> **The task**: Lines that include the word "description" are the ones to copy.

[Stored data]
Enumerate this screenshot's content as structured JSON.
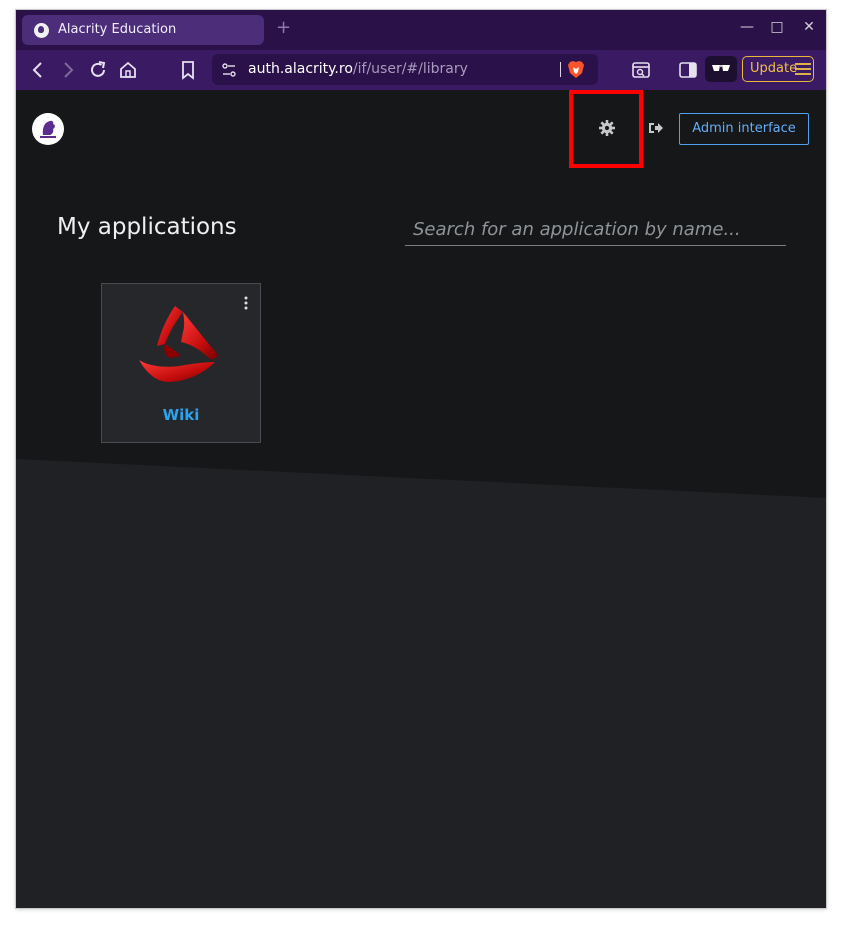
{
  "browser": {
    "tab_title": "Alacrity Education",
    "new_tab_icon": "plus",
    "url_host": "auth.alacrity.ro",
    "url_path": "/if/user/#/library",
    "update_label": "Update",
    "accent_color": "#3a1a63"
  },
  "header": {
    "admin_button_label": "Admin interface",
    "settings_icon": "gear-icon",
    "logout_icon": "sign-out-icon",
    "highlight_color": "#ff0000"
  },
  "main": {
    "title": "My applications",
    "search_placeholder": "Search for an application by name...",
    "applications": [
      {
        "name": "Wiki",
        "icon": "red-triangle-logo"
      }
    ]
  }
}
--
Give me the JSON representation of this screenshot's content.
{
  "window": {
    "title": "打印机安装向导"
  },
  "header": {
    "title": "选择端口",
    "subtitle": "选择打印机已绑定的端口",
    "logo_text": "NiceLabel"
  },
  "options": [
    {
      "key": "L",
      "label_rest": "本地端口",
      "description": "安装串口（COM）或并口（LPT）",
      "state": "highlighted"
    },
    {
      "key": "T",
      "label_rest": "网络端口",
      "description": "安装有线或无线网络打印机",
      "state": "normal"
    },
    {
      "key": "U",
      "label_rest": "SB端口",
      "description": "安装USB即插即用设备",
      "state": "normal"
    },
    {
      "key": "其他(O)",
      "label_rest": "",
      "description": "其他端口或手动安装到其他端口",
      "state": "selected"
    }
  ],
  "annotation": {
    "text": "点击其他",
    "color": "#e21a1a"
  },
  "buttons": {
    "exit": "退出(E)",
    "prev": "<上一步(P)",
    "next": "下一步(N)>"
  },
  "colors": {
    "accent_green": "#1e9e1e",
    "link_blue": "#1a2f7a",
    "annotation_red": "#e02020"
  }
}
---
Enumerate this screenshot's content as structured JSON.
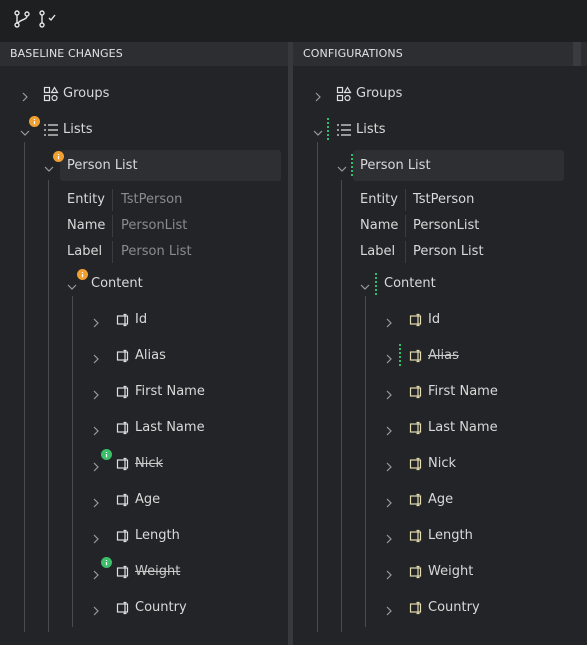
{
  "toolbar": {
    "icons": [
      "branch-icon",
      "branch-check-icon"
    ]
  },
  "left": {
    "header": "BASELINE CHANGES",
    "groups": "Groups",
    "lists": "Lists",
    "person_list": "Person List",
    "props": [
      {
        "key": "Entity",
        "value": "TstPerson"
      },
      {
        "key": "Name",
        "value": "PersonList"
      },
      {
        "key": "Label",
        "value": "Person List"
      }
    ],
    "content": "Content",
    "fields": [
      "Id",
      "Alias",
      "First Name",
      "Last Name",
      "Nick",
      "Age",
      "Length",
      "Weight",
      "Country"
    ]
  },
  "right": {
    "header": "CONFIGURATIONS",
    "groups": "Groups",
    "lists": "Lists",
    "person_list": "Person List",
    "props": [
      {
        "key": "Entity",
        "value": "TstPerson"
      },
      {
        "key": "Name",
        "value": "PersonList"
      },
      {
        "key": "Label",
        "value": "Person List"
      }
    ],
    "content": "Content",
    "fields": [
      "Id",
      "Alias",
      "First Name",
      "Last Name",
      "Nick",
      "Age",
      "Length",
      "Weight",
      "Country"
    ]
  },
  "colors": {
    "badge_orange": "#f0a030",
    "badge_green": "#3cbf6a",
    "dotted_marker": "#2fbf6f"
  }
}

> **Expected answer**:
      "description": "安装串口（COM）或并口（LPT）",
      "description": "安装有线或无线网络打印机",
      "description": "安装USB即插即用设备",
      "description": "其他端口或手动安装到其他端口",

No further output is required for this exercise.